▶ **Document**:
Echinacea.  These prairie flowers are beautiful, and will brighten up your desert garden for a short time.  Cheyenne Spirit is a good example.  Your friends "in the valley" near a river, may have acres of this but in the desert, flowering is brief and they may not come back next year. (see Yellow Prairie Coneflower). 

Englemann's Daisy Englemannia peristenia.  A finicky plant that produces lots of yellow daisy-like flowers.  Can stand being dry, but definitely does better in shade. When you water it, it thanks you with a burst of flowers. 

Fendler's Sundrops Calylophus hartwegii fendleri. This nondescript little shrub with yellow flowers takes next to no care, and reliably blooms for months. It is always there for you in the morning.

Fernbush Chamaebatiaria millefolium. Slow growing. Doesn't need much water. Hasn't flowered yet.

Globe Mallow Sphaeralcea coccinea.  Cheery orange flowers in the spring and not much the rest of the year. They are open, like little poppies.  Needs little care.

Horsetail Milkweed  Asclepias subverticillata. This is the skinniest milkweed plant with pretty small flowers  But it spreads by underground runners, assured of finding water somewhere. It can be important as a monarch butterfly larval food source in the desert, and monarchs need all the help they can get. The classic milkweed plant Asclepias tuberosa with the orange flowers needs more water than it will easily get here. There are other desert milkweeds, but not readily available in stores.  Go to the desert and collect seeds. The seeds are dark with feathery parachutes and in a pod, like other milkweeds.  Easy to see if any are around.

Hopi (Navajo) Tea  Thelasperma megapotamicum.  A tall roadside weed that tolerates transplanting. It has a yellow flower atop, unless a rabbit eats it.

Hummingbird Trumpet or Orange Carpet  Zauschneria garrettii.  A difficult plant but produces so many tubular orange flowers that it is worth a try.  It doesn't do well in our full sun.  Give it partial shade and near an olla. I think rabbits may eat this.

Maximillian Sunflower Helianthus maximilliani. This is supposed to be covered in yellow sunflowers, but mine have always been scraggly with just a few blooms.  Worth a try, though.

Moonshine Yarrow Achillea var "Moonshine".  Most yarrows need too much water, but not this one.  It grows a wide head of brilliant yellow lasting the first part of the summer and will do OK with surface watering if you are running out of olla space. After flowering once, the plant is a perennial, but will not flower again that year.  Dead-heading gives a puny little bloom.

Pansies and Classic Spring Bulbs. Yes, they grow here. Plant them after Halloween in areas where you have established "non-desert" soils (like out of a bag).  They appreciate a long olla.  Pansies will grow with watering until it freezes.  They will limp through the winter with no, or little, care, and resurrect themselves in the early spring with your crocuses.  A real surprise.

Paper Flower Pusatilla patens.  Pretty yellow flower that likes full sun near an olla.

▶ **Given information**:
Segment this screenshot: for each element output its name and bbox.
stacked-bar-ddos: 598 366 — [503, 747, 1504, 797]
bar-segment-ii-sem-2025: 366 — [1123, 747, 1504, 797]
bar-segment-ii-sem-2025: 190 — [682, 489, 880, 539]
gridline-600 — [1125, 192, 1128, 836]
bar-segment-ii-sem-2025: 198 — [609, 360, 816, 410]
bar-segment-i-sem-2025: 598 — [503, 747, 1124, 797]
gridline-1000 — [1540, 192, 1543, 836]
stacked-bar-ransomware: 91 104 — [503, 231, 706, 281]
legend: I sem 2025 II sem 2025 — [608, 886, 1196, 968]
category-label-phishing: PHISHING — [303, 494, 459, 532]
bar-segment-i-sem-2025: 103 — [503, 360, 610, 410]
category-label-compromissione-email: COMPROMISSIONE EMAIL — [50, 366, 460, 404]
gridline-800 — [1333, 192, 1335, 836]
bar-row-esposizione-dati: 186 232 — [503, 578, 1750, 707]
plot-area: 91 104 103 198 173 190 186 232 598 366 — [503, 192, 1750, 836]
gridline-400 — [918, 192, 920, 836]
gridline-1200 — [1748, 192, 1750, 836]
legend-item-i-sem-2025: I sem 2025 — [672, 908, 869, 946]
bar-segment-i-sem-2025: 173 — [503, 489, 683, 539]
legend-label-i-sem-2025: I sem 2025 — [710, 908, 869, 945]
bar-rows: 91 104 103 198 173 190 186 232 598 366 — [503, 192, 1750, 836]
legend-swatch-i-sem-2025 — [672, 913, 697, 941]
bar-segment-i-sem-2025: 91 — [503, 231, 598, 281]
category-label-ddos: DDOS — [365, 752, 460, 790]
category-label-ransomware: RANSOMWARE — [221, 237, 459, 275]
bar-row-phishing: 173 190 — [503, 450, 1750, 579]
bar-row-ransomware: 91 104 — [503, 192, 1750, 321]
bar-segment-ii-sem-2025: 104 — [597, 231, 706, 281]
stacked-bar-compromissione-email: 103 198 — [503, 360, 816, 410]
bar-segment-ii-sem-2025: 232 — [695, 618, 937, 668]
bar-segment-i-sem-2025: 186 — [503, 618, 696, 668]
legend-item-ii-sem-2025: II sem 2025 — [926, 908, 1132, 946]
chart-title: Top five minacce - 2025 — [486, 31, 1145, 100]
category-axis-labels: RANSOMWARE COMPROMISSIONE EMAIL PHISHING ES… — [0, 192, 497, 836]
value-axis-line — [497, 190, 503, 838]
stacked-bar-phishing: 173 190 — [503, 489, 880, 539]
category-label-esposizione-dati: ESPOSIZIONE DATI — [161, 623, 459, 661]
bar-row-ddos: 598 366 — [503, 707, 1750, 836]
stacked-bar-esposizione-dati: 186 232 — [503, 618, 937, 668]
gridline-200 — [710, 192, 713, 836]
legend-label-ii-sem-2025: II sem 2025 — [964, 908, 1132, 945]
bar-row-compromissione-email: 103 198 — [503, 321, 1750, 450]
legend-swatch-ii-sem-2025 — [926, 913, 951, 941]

▶ **What is asked**: Write out the desert garden plant notes again, starting with "Pansies and Classic" and going on through "A real surprise.", but swap "crocuses" for "tulips".

▶ **Solution to this task**:
Pansies and Classic Spring Bulbs. Yes, they grow here. Plant them after Halloween in areas where you have established "non-desert" soils (like out of a bag).  They appreciate a long olla.  Pansies will grow with watering until it freezes.  They will limp through the winter with no, or little, care, and resurrect themselves in the early spring with your tulips.  A real surprise.